*** Opening INFORMATION SUPPLIED ***
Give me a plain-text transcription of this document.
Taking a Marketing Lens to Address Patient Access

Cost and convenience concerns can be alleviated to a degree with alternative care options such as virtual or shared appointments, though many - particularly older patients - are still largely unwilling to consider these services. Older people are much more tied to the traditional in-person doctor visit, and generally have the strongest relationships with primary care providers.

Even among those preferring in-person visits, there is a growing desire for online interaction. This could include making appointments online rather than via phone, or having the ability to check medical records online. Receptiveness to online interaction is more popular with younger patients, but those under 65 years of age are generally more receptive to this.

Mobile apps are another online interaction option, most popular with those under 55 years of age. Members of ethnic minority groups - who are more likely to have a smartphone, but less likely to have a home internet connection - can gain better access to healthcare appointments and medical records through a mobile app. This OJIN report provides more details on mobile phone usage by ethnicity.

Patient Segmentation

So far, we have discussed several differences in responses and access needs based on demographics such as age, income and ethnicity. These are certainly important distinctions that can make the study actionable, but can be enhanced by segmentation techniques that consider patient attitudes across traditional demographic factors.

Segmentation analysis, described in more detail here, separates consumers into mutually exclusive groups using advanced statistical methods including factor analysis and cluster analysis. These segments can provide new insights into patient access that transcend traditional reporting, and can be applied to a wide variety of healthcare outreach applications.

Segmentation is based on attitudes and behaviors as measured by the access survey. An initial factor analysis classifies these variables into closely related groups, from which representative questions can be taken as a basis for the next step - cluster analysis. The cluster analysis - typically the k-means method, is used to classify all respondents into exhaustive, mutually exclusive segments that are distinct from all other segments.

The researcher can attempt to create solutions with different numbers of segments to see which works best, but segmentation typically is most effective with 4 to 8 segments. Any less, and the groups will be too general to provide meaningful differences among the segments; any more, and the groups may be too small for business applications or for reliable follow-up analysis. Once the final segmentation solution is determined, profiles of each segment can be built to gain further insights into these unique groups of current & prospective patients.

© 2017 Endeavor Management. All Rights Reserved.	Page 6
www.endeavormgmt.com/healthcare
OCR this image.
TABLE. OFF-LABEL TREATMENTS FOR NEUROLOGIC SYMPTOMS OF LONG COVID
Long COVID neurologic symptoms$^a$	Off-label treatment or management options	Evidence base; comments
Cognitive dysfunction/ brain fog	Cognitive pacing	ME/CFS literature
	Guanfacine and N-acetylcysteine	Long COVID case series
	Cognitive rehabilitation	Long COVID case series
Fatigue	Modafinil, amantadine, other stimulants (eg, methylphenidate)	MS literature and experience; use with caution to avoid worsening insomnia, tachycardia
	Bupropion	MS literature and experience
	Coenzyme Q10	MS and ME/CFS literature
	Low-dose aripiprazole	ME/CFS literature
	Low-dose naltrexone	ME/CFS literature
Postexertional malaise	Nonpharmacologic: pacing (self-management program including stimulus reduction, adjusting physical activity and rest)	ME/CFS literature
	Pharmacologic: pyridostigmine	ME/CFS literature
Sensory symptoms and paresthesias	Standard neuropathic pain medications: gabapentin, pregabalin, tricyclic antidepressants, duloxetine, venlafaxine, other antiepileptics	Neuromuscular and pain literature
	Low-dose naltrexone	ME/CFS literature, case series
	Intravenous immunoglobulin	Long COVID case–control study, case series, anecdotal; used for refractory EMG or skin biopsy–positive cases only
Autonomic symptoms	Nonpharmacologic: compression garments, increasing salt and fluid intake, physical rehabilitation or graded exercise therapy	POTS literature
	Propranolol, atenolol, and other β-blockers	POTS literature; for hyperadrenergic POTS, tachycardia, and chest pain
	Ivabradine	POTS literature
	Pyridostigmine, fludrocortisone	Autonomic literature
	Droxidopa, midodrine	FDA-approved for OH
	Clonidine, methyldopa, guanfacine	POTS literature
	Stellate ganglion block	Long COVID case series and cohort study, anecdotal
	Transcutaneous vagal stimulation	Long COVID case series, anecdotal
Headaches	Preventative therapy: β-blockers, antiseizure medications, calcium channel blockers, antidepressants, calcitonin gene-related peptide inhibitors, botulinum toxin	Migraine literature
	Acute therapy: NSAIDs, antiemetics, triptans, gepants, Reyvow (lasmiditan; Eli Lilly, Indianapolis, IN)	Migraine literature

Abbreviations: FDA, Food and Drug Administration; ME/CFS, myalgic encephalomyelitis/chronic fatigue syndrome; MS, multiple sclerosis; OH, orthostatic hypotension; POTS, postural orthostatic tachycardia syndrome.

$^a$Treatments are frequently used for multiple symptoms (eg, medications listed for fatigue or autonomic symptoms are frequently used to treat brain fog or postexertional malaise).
*** Closing INFORMATION SUPPLIED ***
● YOUR OBJECTIVE: Each entry above should be written again exactly.

● WRITTEN RESPONSE:
Give me a plain-text transcription of this document.
Taking a Marketing Lens to Address Patient Access

Cost and convenience concerns can be alleviated to a degree with alternative care options such as virtual or shared appointments, though many - particularly older patients - are still largely unwilling to consider these services. Older people are much more tied to the traditional in-person doctor visit, and generally have the strongest relationships with primary care providers.

Even among those preferring in-person visits, there is a growing desire for online interaction. This could include making appointments online rather than via phone, or having the ability to check medical records online. Receptiveness to online interaction is more popular with younger patients, but those under 65 years of age are generally more receptive to this.

Mobile apps are another online interaction option, most popular with those under 55 years of age. Members of ethnic minority groups - who are more likely to have a smartphone, but less likely to have a home internet connection - can gain better access to healthcare appointments and medical records through a mobile app. This OJIN report provides more details on mobile phone usage by ethnicity.

Patient Segmentation

So far, we have discussed several differences in responses and access needs based on demographics such as age, income and ethnicity. These are certainly important distinctions that can make the study actionable, but can be enhanced by segmentation techniques that consider patient attitudes across traditional demographic factors.

Segmentation analysis, described in more detail here, separates consumers into mutually exclusive groups using advanced statistical methods including factor analysis and cluster analysis. These segments can provide new insights into patient access that transcend traditional reporting, and can be applied to a wide variety of healthcare outreach applications.

Segmentation is based on attitudes and behaviors as measured by the access survey. An initial factor analysis classifies these variables into closely related groups, from which representative questions can be taken as a basis for the next step - cluster analysis. The cluster analysis - typically the k-means method, is used to classify all respondents into exhaustive, mutually exclusive segments that are distinct from all other segments.

The researcher can attempt to create solutions with different numbers of segments to see which works best, but segmentation typically is most effective with 4 to 8 segments. Any less, and the groups will be too general to provide meaningful differences among the segments; any more, and the groups may be too small for business applications or for reliable follow-up analysis. Once the final segmentation solution is determined, profiles of each segment can be built to gain further insights into these unique groups of current & prospective patients.

© 2017 Endeavor Management. All Rights Reserved.	Page 6
www.endeavormgmt.com/healthcare
OCR this image.
TABLE. OFF-LABEL TREATMENTS FOR NEUROLOGIC SYMPTOMS OF LONG COVID
Long COVID neurologic symptoms$^a$	Off-label treatment or management options	Evidence base; comments
Cognitive dysfunction/ brain fog	Cognitive pacing	ME/CFS literature
	Guanfacine and N-acetylcysteine	Long COVID case series
	Cognitive rehabilitation	Long COVID case series
Fatigue	Modafinil, amantadine, other stimulants (eg, methylphenidate)	MS literature and experience; use with caution to avoid worsening insomnia, tachycardia
	Bupropion	MS literature and experience
	Coenzyme Q10	MS and ME/CFS literature
	Low-dose aripiprazole	ME/CFS literature
	Low-dose naltrexone	ME/CFS literature
Postexertional malaise	Nonpharmacologic: pacing (self-management program including stimulus reduction, adjusting physical activity and rest)	ME/CFS literature
	Pharmacologic: pyridostigmine	ME/CFS literature
Sensory symptoms and paresthesias	Standard neuropathic pain medications: gabapentin, pregabalin, tricyclic antidepressants, duloxetine, venlafaxine, other antiepileptics	Neuromuscular and pain literature
	Low-dose naltrexone	ME/CFS literature, case series
	Intravenous immunoglobulin	Long COVID case–control study, case series, anecdotal; used for refractory EMG or skin biopsy–positive cases only
Autonomic symptoms	Nonpharmacologic: compression garments, increasing salt and fluid intake, physical rehabilitation or graded exercise therapy	POTS literature
	Propranolol, atenolol, and other β-blockers	POTS literature; for hyperadrenergic POTS, tachycardia, and chest pain
	Ivabradine	POTS literature
	Pyridostigmine, fludrocortisone	Autonomic literature
	Droxidopa, midodrine	FDA-approved for OH
	Clonidine, methyldopa, guanfacine	POTS literature
	Stellate ganglion block	Long COVID case series and cohort study, anecdotal
	Transcutaneous vagal stimulation	Long COVID case series, anecdotal
Headaches	Preventative therapy: β-blockers, antiseizure medications, calcium channel blockers, antidepressants, calcitonin gene-related peptide inhibitors, botulinum toxin	Migraine literature
	Acute therapy: NSAIDs, antiemetics, triptans, gepants, Reyvow (lasmiditan; Eli Lilly, Indianapolis, IN)	Migraine literature

Abbreviations: FDA, Food and Drug Administration; ME/CFS, myalgic encephalomyelitis/chronic fatigue syndrome; MS, multiple sclerosis; OH, orthostatic hypotension; POTS, postural orthostatic tachycardia syndrome.

$^a$Treatments are frequently used for multiple symptoms (eg, medications listed for fatigue or autonomic symptoms are frequently used to treat brain fog or postexertional malaise).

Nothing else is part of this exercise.